Source data
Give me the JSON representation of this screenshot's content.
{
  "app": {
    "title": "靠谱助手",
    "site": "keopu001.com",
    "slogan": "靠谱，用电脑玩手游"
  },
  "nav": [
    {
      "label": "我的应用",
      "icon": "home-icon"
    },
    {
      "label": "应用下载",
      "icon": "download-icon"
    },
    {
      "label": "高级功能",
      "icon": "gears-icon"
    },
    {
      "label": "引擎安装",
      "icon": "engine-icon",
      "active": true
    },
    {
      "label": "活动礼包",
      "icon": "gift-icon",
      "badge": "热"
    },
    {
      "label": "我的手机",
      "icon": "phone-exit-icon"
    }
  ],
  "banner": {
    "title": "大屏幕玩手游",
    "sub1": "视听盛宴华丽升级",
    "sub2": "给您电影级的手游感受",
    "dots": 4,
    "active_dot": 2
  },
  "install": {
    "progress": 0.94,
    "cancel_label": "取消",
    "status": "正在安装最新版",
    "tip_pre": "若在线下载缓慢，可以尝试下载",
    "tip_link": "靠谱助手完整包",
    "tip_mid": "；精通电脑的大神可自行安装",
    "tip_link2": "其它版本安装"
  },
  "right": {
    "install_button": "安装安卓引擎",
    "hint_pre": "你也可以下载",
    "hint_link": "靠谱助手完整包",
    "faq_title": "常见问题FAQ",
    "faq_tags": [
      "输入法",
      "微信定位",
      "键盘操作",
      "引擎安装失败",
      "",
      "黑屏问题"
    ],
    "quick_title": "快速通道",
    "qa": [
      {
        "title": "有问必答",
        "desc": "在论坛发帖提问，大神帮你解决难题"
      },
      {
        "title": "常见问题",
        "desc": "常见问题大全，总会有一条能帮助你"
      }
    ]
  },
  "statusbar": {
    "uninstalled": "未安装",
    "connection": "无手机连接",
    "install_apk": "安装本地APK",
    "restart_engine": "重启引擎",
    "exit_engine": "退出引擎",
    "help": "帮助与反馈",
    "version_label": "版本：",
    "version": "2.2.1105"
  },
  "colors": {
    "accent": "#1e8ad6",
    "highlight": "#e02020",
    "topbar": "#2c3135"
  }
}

• Exercise instructions:
Print the complete listing again, exactly as it stands.

• Completed task:
Give me the JSON representation of this screenshot's content.
{
  "app": {
    "title": "靠谱助手",
    "site": "keopu001.com",
    "slogan": "靠谱，用电脑玩手游"
  },
  "nav": [
    {
      "label": "我的应用",
      "icon": "home-icon"
    },
    {
      "label": "应用下载",
      "icon": "download-icon"
    },
    {
      "label": "高级功能",
      "icon": "gears-icon"
    },
    {
      "label": "引擎安装",
      "icon": "engine-icon",
      "active": true
    },
    {
      "label": "活动礼包",
      "icon": "gift-icon",
      "badge": "热"
    },
    {
      "label": "我的手机",
      "icon": "phone-exit-icon"
    }
  ],
  "banner": {
    "title": "大屏幕玩手游",
    "sub1": "视听盛宴华丽升级",
    "sub2": "给您电影级的手游感受",
    "dots": 4,
    "active_dot": 2
  },
  "install": {
    "progress": 0.94,
    "cancel_label": "取消",
    "status": "正在安装最新版",
    "tip_pre": "若在线下载缓慢，可以尝试下载",
    "tip_link": "靠谱助手完整包",
    "tip_mid": "；精通电脑的大神可自行安装",
    "tip_link2": "其它版本安装"
  },
  "right": {
    "install_button": "安装安卓引擎",
    "hint_pre": "你也可以下载",
    "hint_link": "靠谱助手完整包",
    "faq_title": "常见问题FAQ",
    "faq_tags": [
      "输入法",
      "微信定位",
      "键盘操作",
      "引擎安装失败",
      "",
      "黑屏问题"
    ],
    "quick_title": "快速通道",
    "qa": [
      {
        "title": "有问必答",
        "desc": "在论坛发帖提问，大神帮你解决难题"
      },
      {
        "title": "常见问题",
        "desc": "常见问题大全，总会有一条能帮助你"
      }
    ]
  },
  "statusbar": {
    "uninstalled": "未安装",
    "connection": "无手机连接",
    "install_apk": "安装本地APK",
    "restart_engine": "重启引擎",
    "exit_engine": "退出引擎",
    "help": "帮助与反馈",
    "version_label": "版本：",
    "version": "2.2.1105"
  },
  "colors": {
    "accent": "#1e8ad6",
    "highlight": "#e02020",
    "topbar": "#2c3135"
  }
}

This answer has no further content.